### WHAT IS BEING ASKED
Below are some entries; can you quote all of them exactly?

### LISTED ENTRIES
┄┄┄┄┄┄┄┄┄┄
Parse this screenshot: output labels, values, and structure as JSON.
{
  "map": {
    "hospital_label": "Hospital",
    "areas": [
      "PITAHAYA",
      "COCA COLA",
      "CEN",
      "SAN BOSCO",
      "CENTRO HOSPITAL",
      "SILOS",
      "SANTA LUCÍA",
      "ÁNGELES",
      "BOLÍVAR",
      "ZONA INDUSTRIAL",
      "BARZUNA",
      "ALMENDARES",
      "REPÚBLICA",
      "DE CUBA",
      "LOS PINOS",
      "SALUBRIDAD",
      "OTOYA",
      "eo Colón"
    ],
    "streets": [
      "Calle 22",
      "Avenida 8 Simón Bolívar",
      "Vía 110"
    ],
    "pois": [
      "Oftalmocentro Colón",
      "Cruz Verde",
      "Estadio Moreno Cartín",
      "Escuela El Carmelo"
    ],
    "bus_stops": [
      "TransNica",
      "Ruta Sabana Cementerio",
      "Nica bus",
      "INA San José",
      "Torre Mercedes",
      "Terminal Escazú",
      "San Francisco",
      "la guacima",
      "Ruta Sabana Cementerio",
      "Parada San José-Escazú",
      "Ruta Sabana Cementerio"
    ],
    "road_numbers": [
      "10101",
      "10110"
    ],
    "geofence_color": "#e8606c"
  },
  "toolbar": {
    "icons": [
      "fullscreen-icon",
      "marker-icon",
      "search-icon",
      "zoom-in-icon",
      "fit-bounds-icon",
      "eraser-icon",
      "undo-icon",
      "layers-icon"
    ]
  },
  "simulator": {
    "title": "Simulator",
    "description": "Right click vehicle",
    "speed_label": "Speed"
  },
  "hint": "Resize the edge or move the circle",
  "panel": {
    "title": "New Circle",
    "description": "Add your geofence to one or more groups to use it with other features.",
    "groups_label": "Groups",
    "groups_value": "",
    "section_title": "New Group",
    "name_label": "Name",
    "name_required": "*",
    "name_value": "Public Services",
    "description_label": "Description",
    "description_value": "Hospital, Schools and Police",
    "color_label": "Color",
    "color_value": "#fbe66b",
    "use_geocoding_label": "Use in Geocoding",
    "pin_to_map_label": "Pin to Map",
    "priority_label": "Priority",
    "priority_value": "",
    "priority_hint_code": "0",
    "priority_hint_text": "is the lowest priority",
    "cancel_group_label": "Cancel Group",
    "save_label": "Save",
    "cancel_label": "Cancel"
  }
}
┄┄┄┄┄┄┄┄┄┄
### RESPONSE TO THIS TASK
Parse this screenshot: output labels, values, and structure as JSON.
{
  "map": {
    "hospital_label": "Hospital",
    "areas": [
      "PITAHAYA",
      "COCA COLA",
      "CEN",
      "SAN BOSCO",
      "CENTRO HOSPITAL",
      "SILOS",
      "SANTA LUCÍA",
      "ÁNGELES",
      "BOLÍVAR",
      "ZONA INDUSTRIAL",
      "BARZUNA",
      "ALMENDARES",
      "REPÚBLICA",
      "DE CUBA",
      "LOS PINOS",
      "SALUBRIDAD",
      "OTOYA",
      "eo Colón"
    ],
    "streets": [
      "Calle 22",
      "Avenida 8 Simón Bolívar",
      "Vía 110"
    ],
    "pois": [
      "Oftalmocentro Colón",
      "Cruz Verde",
      "Estadio Moreno Cartín",
      "Escuela El Carmelo"
    ],
    "bus_stops": [
      "TransNica",
      "Ruta Sabana Cementerio",
      "Nica bus",
      "INA San José",
      "Torre Mercedes",
      "Terminal Escazú",
      "San Francisco",
      "la guacima",
      "Ruta Sabana Cementerio",
      "Parada San José-Escazú",
      "Ruta Sabana Cementerio"
    ],
    "road_numbers": [
      "10101",
      "10110"
    ],
    "geofence_color": "#e8606c"
  },
  "toolbar": {
    "icons": [
      "fullscreen-icon",
      "marker-icon",
      "search-icon",
      "zoom-in-icon",
      "fit-bounds-icon",
      "eraser-icon",
      "undo-icon",
      "layers-icon"
    ]
  },
  "simulator": {
    "title": "Simulator",
    "description": "Right click vehicle",
    "speed_label": "Speed"
  },
  "hint": "Resize the edge or move the circle",
  "panel": {
    "title": "New Circle",
    "description": "Add your geofence to one or more groups to use it with other features.",
    "groups_label": "Groups",
    "groups_value": "",
    "section_title": "New Group",
    "name_label": "Name",
    "name_required": "*",
    "name_value": "Public Services",
    "description_label": "Description",
    "description_value": "Hospital, Schools and Police",
    "color_label": "Color",
    "color_value": "#fbe66b",
    "use_geocoding_label": "Use in Geocoding",
    "pin_to_map_label": "Pin to Map",
    "priority_label": "Priority",
    "priority_value": "",
    "priority_hint_code": "0",
    "priority_hint_text": "is the lowest priority",
    "cancel_group_label": "Cancel Group",
    "save_label": "Save",
    "cancel_label": "Cancel"
  }
}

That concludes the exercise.